= Protective custody =

Type of imprisonment (or care)

Protective custody (PC) is a type of imprisonment (or care) to protect a person from harm, either from outside sources or other prisoners. Many prison administrators believe the level of violence, or the underlying threat of violence within prisons, is a chief factor causing the need for PC units. Prisoners have the opportunity to request protective custody if they get the impression that the environment they are living in is harmful to their well being. Their request may be granted if the officials rule that the prisoner is truly at risk. Protective custody might simply involve putting the person in a secure prison (if the threat is from the outside), but usually protective custody involves some degree of segregation or solitary confinement. For people who are threatened because of their association with a certain group or gang, moving them to another section of the prison may be sufficient.

*PROBLEM REQUIREMENTS:*
Answer these questions from the protective custody text:
1. According to many prison administrators, what is a chief factor causing the need for PC units?
2. What must officials rule for a prisoner's request for protective custody to be granted?
3. What may be sufficient for people threatened because of their association with a certain group or gang?
The listing after this point is separate material, unrelated to the protective custody text.

*MATERIAL:*
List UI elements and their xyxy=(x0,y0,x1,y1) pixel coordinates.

*EXPECTED OUTPUT:*
1. The level of violence, or the underlying threat of violence, within prisons.
2. That the prisoner is truly at risk.
3. Moving them to another section of the prison.